Pick out each line in these entries that contains the string "ありがとうございました".
— START OF SUPPLIED INFORMATION —
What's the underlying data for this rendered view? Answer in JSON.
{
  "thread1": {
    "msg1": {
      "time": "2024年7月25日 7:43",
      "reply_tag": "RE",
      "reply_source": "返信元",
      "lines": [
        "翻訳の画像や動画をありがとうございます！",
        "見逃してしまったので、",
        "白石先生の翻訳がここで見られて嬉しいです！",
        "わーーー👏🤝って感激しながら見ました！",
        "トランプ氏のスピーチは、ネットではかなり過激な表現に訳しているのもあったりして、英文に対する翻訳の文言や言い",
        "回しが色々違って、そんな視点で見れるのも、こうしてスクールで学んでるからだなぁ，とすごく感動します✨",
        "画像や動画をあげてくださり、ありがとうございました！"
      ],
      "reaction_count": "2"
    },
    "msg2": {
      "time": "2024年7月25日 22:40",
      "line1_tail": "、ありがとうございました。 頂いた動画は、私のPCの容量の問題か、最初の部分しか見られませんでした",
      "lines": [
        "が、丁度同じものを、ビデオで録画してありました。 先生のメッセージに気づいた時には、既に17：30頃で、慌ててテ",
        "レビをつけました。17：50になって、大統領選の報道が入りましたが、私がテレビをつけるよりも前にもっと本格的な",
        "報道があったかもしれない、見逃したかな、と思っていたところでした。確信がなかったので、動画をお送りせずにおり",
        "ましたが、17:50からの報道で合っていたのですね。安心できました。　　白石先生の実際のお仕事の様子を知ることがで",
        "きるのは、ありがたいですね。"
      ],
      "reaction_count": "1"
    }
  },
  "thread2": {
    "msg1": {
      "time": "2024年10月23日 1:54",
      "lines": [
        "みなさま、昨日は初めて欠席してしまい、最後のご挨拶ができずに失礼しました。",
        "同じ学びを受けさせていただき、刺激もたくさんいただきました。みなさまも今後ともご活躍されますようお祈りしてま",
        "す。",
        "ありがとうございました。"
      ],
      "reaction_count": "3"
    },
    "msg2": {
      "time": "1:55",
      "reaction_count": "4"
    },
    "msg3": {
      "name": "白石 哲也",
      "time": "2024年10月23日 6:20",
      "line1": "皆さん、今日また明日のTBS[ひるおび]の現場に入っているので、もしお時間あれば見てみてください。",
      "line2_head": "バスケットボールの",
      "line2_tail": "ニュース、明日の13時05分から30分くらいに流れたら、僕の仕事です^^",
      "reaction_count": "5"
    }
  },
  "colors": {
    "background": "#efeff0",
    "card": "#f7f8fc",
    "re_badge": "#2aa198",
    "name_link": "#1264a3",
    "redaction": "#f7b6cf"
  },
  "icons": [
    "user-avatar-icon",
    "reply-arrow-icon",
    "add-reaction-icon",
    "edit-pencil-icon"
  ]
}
— END OF SUPPLIED INFORMATION —
PROBLEM SOLUTION:
        "画像や動画をあげてくださり、ありがとうございました！"
      "line1_tail": "、ありがとうございました。 頂いた動画は、私のPCの容量の問題か、最初の部分しか見られませんでした",
        "ありがとうございました。"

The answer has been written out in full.